Below are records; print only the lines from the line containing "Convert this document image to plain text." to the end, both included, reproduced exactly and without the pictures.

─── DATA PROVIDED

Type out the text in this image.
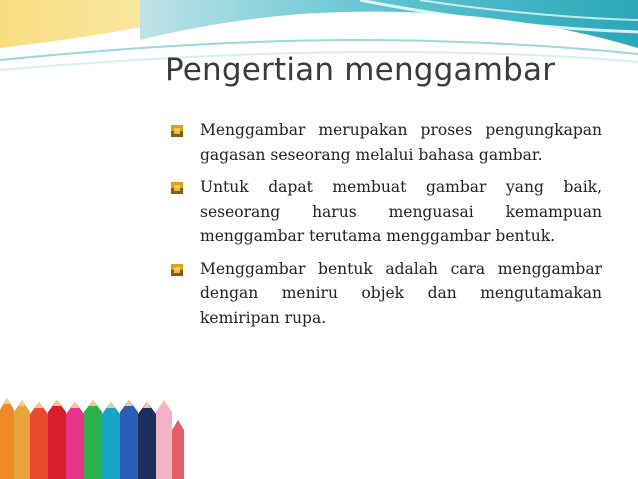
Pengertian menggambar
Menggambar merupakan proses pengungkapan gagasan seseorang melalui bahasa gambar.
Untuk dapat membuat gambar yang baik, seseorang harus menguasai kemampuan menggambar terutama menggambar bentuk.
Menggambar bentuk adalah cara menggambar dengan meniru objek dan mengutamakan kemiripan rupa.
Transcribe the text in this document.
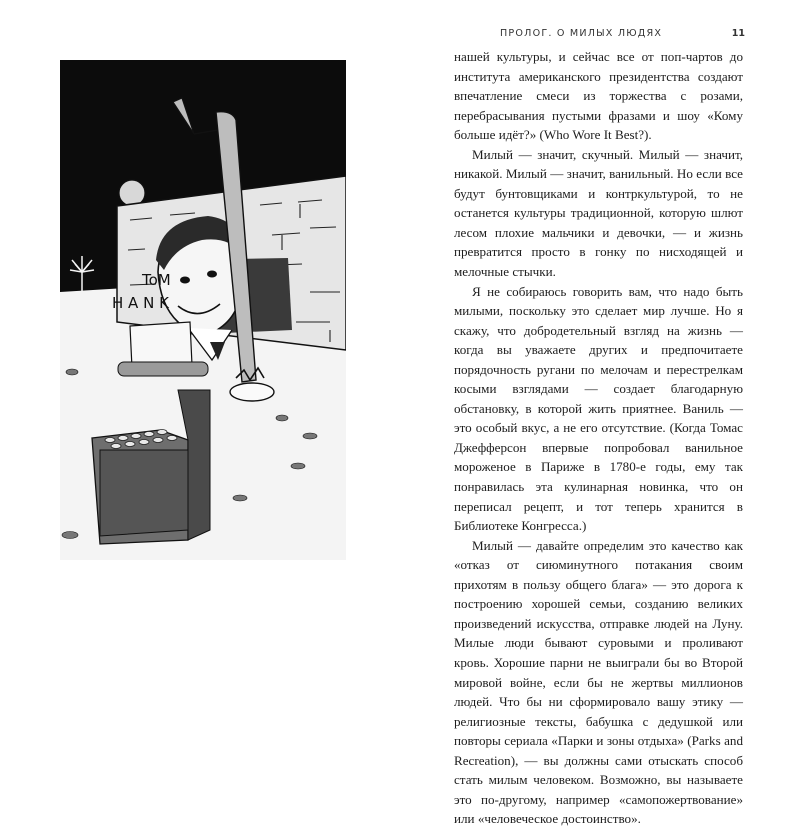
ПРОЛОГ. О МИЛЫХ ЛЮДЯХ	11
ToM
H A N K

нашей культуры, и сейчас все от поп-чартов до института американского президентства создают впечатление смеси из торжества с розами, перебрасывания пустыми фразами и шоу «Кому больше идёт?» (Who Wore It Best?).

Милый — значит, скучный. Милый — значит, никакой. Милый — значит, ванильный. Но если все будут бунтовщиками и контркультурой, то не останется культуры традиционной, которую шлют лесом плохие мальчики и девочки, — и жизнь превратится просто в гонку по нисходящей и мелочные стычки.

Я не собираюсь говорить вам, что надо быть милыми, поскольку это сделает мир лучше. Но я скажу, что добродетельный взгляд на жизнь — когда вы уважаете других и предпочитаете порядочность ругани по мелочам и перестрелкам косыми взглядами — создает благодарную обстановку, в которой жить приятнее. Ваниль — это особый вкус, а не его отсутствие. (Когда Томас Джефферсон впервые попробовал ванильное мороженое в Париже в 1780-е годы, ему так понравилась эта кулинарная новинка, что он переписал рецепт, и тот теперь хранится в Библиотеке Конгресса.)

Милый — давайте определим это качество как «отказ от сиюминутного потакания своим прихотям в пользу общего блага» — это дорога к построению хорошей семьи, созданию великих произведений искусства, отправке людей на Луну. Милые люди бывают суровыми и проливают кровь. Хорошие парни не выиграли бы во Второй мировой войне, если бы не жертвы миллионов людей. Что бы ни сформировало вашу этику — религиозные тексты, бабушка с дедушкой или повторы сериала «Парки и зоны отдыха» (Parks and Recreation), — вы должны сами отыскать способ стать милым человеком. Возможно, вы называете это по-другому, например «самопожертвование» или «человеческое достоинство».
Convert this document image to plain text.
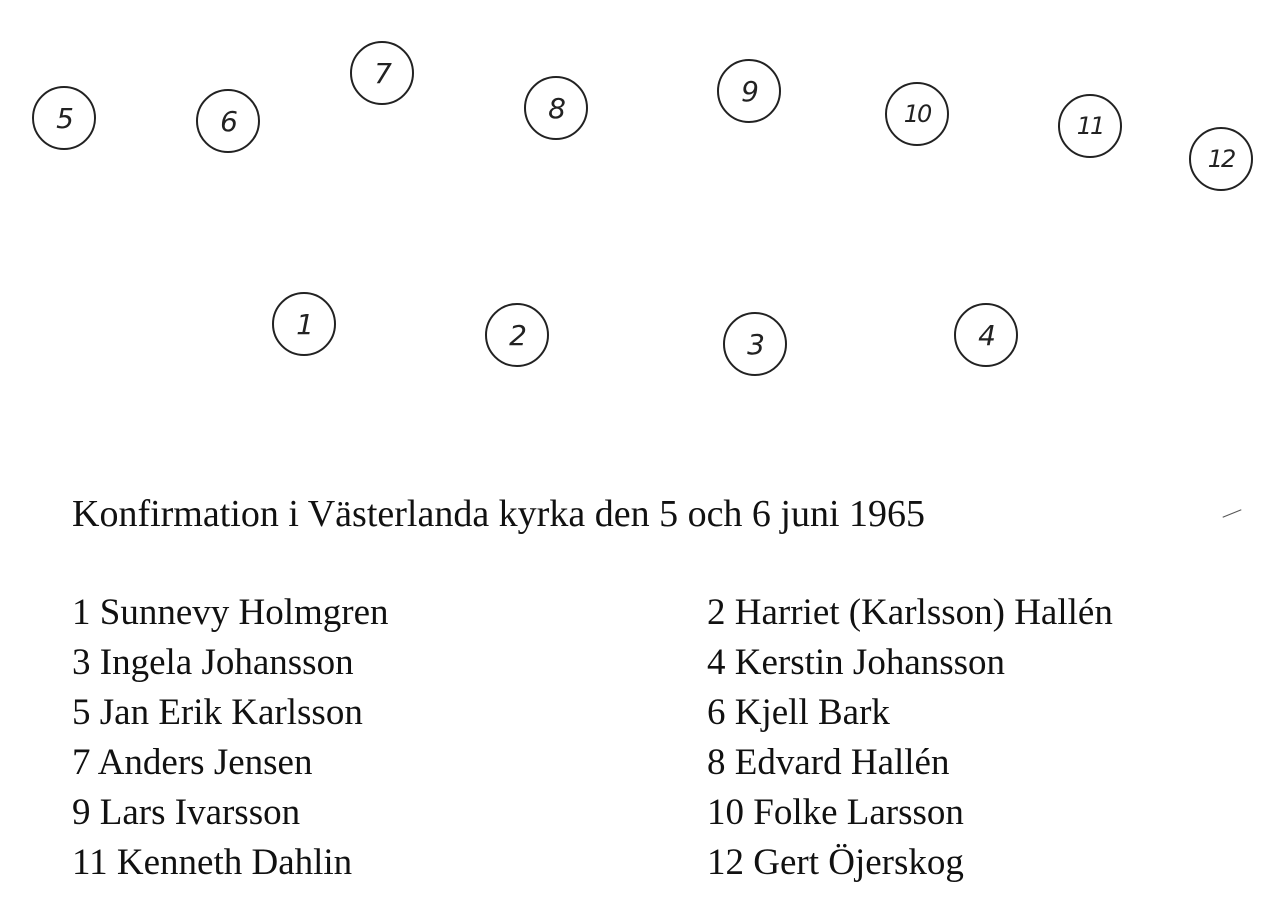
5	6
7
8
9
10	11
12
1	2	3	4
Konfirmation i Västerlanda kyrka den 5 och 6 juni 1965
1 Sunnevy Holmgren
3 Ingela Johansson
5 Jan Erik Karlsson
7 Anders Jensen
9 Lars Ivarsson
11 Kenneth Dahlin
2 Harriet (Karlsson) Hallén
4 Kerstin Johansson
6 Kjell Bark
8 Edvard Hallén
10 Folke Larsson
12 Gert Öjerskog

──────

- [SOLUTION FOR THIS TASK]
Convert this document image to plain text.
5	6
7
8
9
10	11
12
1	2	3	4
Konfirmation i Västerlanda kyrka den 5 och 6 juni 1965
1 Sunnevy Holmgren
3 Ingela Johansson
5 Jan Erik Karlsson
7 Anders Jensen
9 Lars Ivarsson
11 Kenneth Dahlin
2 Harriet (Karlsson) Hallén
4 Kerstin Johansson
6 Kjell Bark
8 Edvard Hallén
10 Folke Larsson
12 Gert Öjerskog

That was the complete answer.